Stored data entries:
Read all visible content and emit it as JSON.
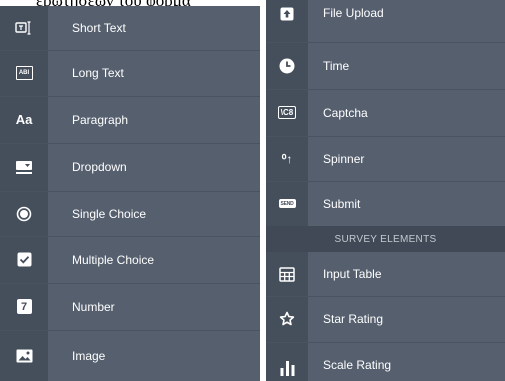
{
  "caption": "ερωτήσεων του φόρμα",
  "left_panel": {
    "items": [
      {
        "label": "Short Text",
        "icon": "short-text-icon"
      },
      {
        "label": "Long Text",
        "icon": "long-text-icon",
        "icon_text": "ABI"
      },
      {
        "label": "Paragraph",
        "icon": "paragraph-icon",
        "icon_text": "Aa"
      },
      {
        "label": "Dropdown",
        "icon": "dropdown-icon"
      },
      {
        "label": "Single Choice",
        "icon": "radio-icon"
      },
      {
        "label": "Multiple Choice",
        "icon": "checkbox-icon"
      },
      {
        "label": "Number",
        "icon": "number-icon",
        "icon_text": "7"
      },
      {
        "label": "Image",
        "icon": "image-icon"
      }
    ]
  },
  "right_panel": {
    "items_top": [
      {
        "label": "File Upload",
        "icon": "file-upload-icon"
      },
      {
        "label": "Time",
        "icon": "clock-icon"
      },
      {
        "label": "Captcha",
        "icon": "captcha-icon",
        "icon_text": "\\C8"
      },
      {
        "label": "Spinner",
        "icon": "spinner-icon",
        "icon_text": "⁰↑"
      },
      {
        "label": "Submit",
        "icon": "submit-icon",
        "icon_text": "SEND"
      }
    ],
    "section_header": "SURVEY ELEMENTS",
    "items_bottom": [
      {
        "label": "Input Table",
        "icon": "table-icon"
      },
      {
        "label": "Star Rating",
        "icon": "star-icon"
      },
      {
        "label": "Scale Rating",
        "icon": "bar-chart-icon"
      }
    ]
  },
  "colors": {
    "panel": "#555f6e",
    "rail": "#454e5b",
    "section": "#404955",
    "text": "#ffffff"
  }
}
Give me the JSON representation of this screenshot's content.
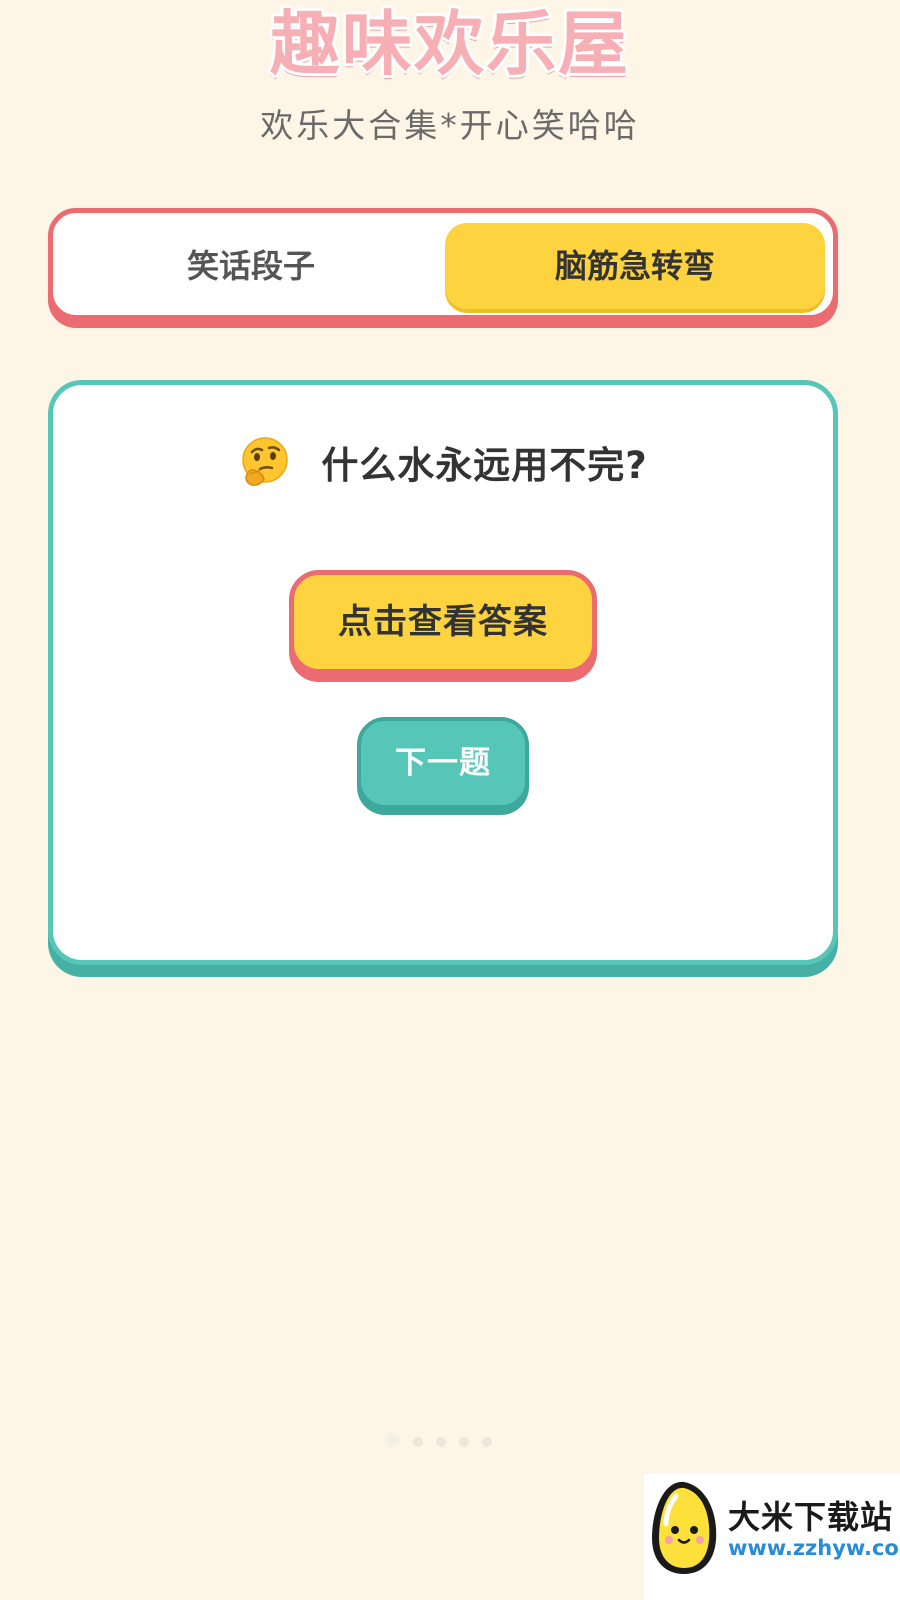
{
  "header": {
    "title": "趣味欢乐屋",
    "subtitle": "欢乐大合集*开心笑哈哈"
  },
  "tabs": [
    {
      "label": "笑话段子",
      "active": false
    },
    {
      "label": "脑筋急转弯",
      "active": true
    }
  ],
  "card": {
    "icon": "thinking-face-icon",
    "question": "什么水永远用不完?",
    "answer_button_label": "点击查看答案",
    "next_button_label": "下一题"
  },
  "pager": {
    "count": 5,
    "active_index": 0
  },
  "watermark": {
    "name": "大米下载站",
    "url": "www.zzhyw.com"
  },
  "colors": {
    "background": "#fdf6e6",
    "title_pink": "#f6b0b5",
    "accent_red": "#ec6b70",
    "accent_yellow": "#fdd33f",
    "accent_teal": "#56c6b9"
  }
}
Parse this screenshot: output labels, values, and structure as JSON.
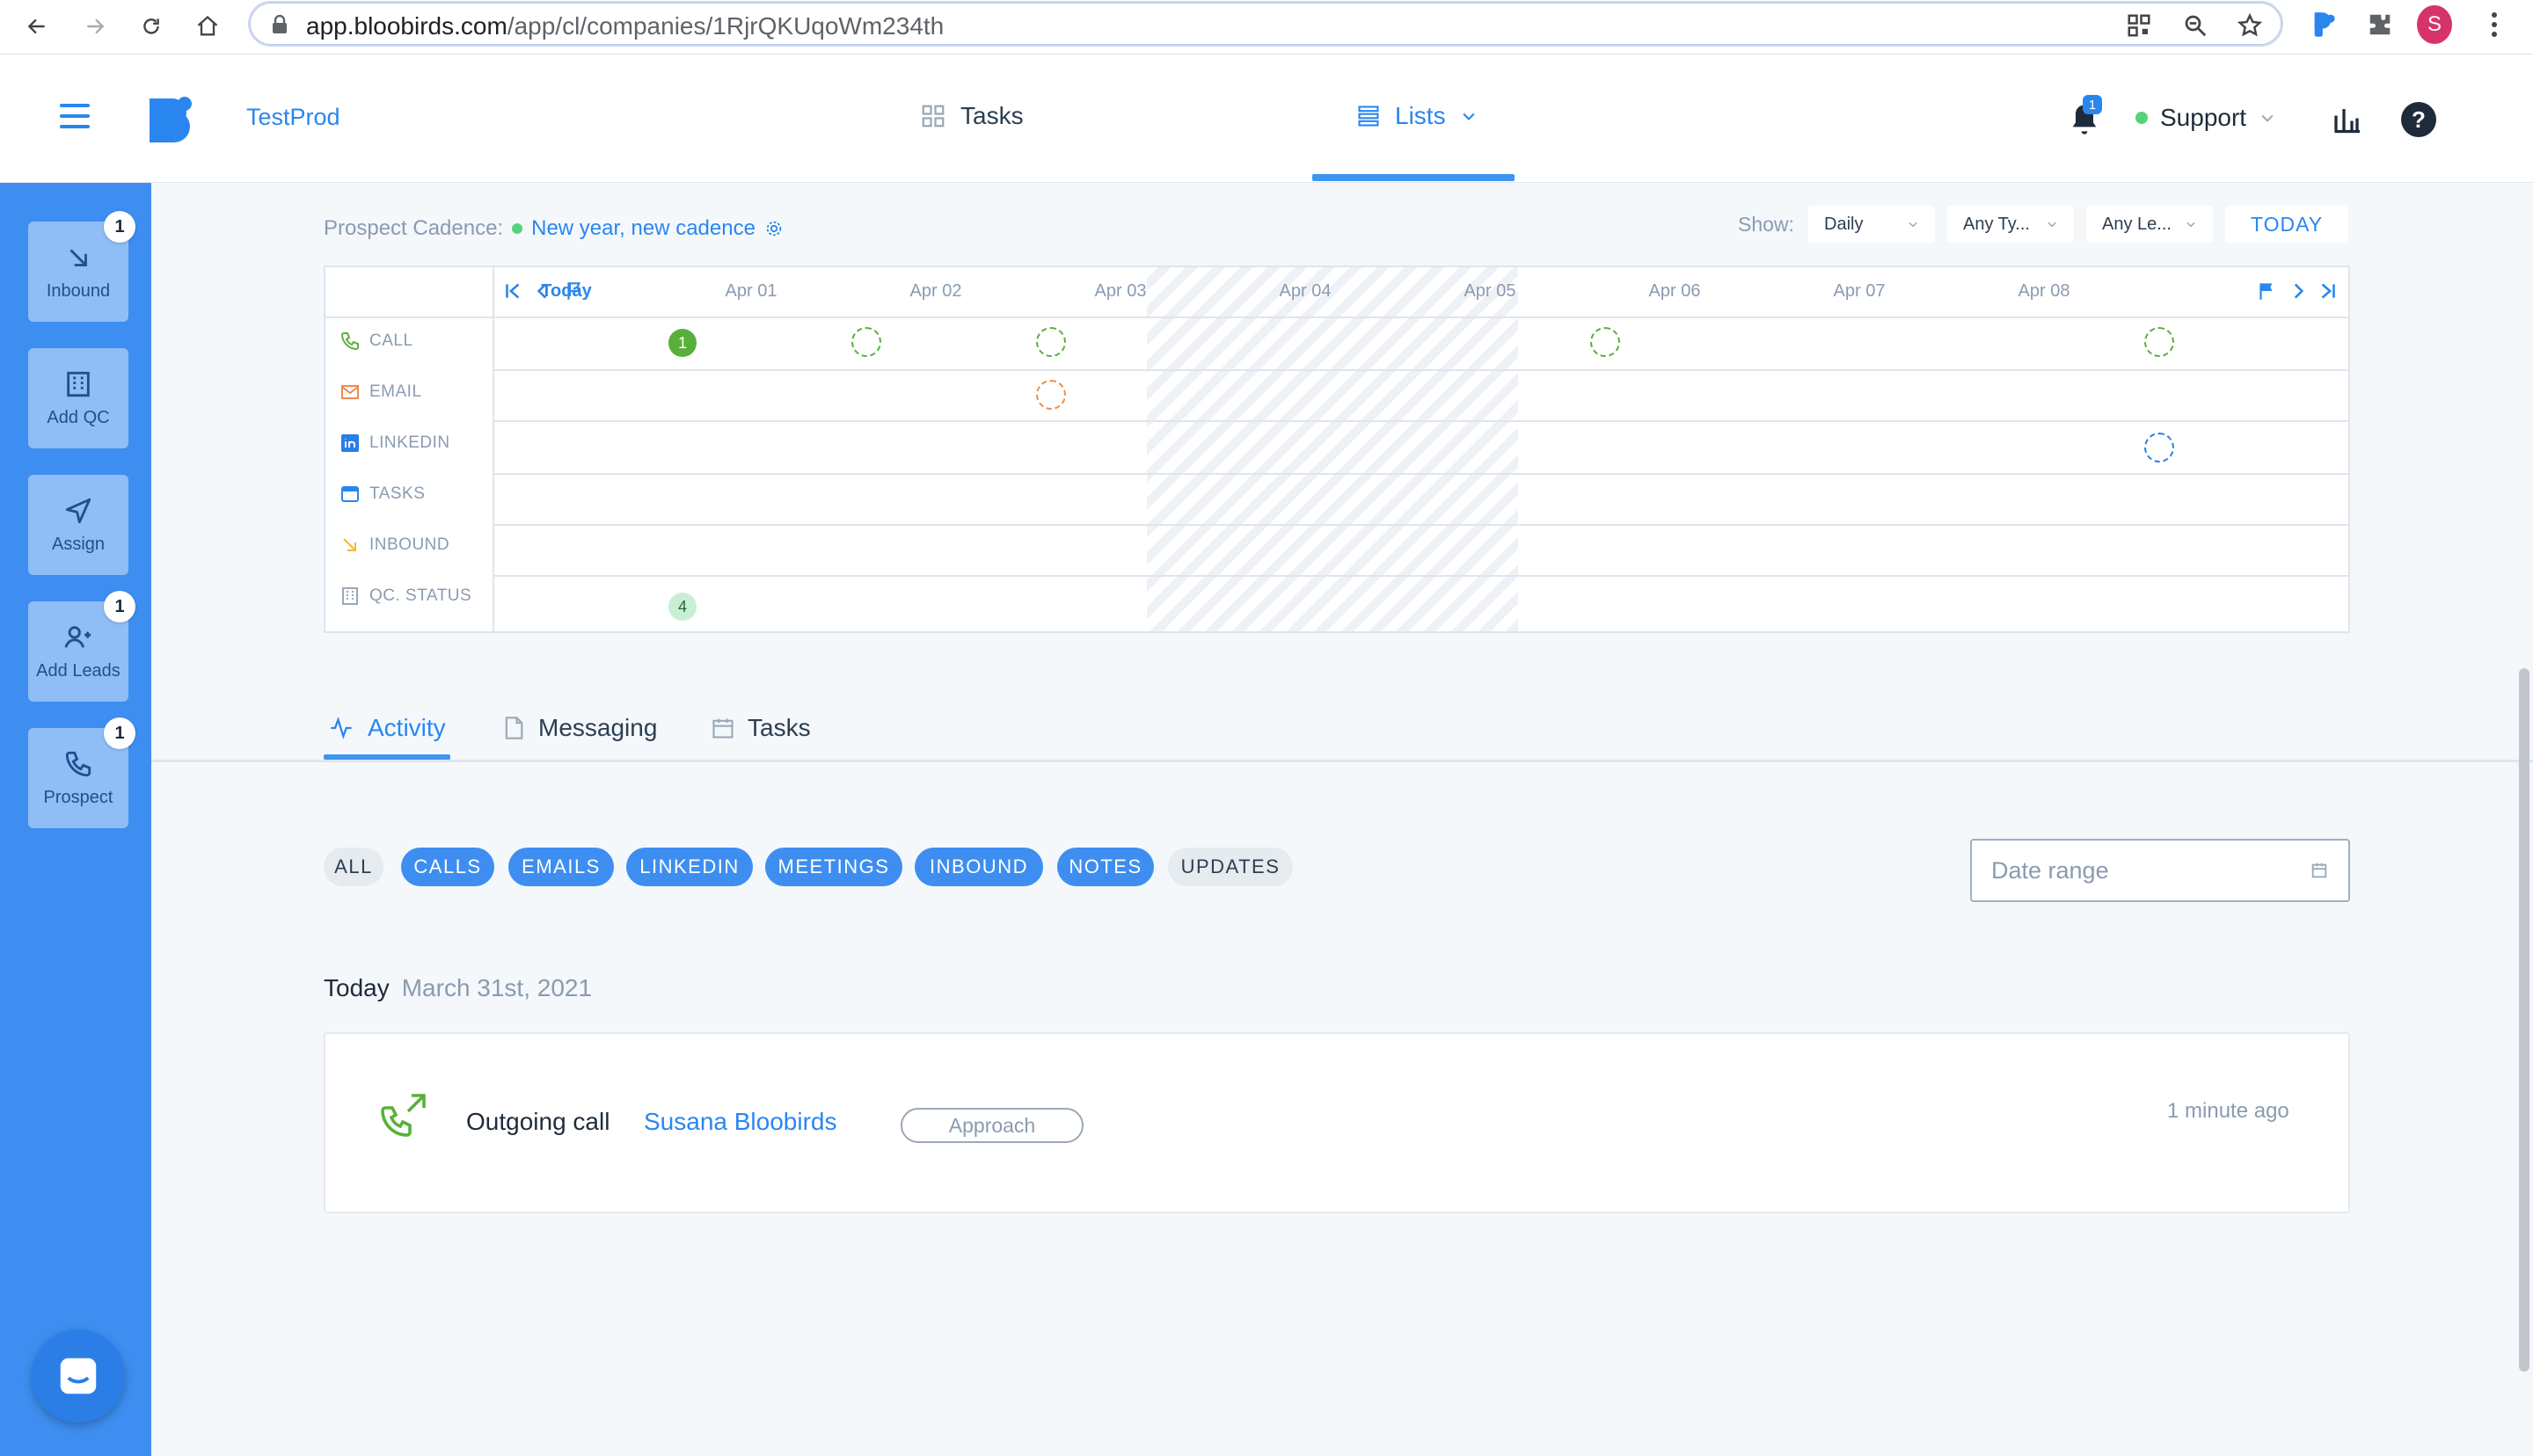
{
  "browser": {
    "url_host": "app.bloobirds.com",
    "url_path": "/app/cl/companies/1RjrQKUqoWm234th",
    "profile_initial": "S"
  },
  "header": {
    "brand": "TestProd",
    "tasks_label": "Tasks",
    "lists_label": "Lists",
    "notification_count": "1",
    "support_label": "Support",
    "help_label": "?"
  },
  "sidebar": {
    "items": [
      {
        "label": "Inbound",
        "badge": "1",
        "icon": "inbound-arrow-icon"
      },
      {
        "label": "Add QC",
        "badge": "",
        "icon": "building-icon"
      },
      {
        "label": "Assign",
        "badge": "",
        "icon": "send-icon"
      },
      {
        "label": "Add Leads",
        "badge": "1",
        "icon": "add-user-icon"
      },
      {
        "label": "Prospect",
        "badge": "1",
        "icon": "phone-icon"
      }
    ]
  },
  "cadence": {
    "label": "Prospect Cadence:",
    "name": "New year, new cadence",
    "show_label": "Show:",
    "filters": [
      "Daily",
      "Any Ty...",
      "Any Le..."
    ],
    "today_button": "TODAY",
    "columns": [
      "Today",
      "Apr 01",
      "Apr 02",
      "Apr 03",
      "Apr 04",
      "Apr 05",
      "Apr 06",
      "Apr 07",
      "Apr 08"
    ],
    "rows": [
      "CALL",
      "EMAIL",
      "LINKEDIN",
      "TASKS",
      "INBOUND",
      "QC. STATUS"
    ],
    "call_today_count": "1",
    "qc_today_count": "4"
  },
  "tabs": {
    "activity": "Activity",
    "messaging": "Messaging",
    "tasks": "Tasks"
  },
  "filters": {
    "chips": [
      "ALL",
      "CALLS",
      "EMAILS",
      "LINKEDIN",
      "MEETINGS",
      "INBOUND",
      "NOTES",
      "UPDATES"
    ],
    "date_range_placeholder": "Date range"
  },
  "feed": {
    "day_label": "Today",
    "day_date": "March 31st, 2021",
    "items": [
      {
        "type": "Outgoing call",
        "name": "Susana Bloobirds",
        "tag": "Approach",
        "time": "1 minute ago"
      }
    ]
  },
  "colors": {
    "primary": "#2a86ef",
    "sidebar": "#3d8ef0",
    "call_green": "#58b03a",
    "email_orange": "#f08a4b",
    "linkedin_blue": "#2a7ee6"
  }
}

## Task to carry out
From the data above, gather every line that includes the word "this".

## Solution to the problem
Give me the JSON representation of this screenshot's content.
Parse this screenshot: output labels, values, and structure as JSON.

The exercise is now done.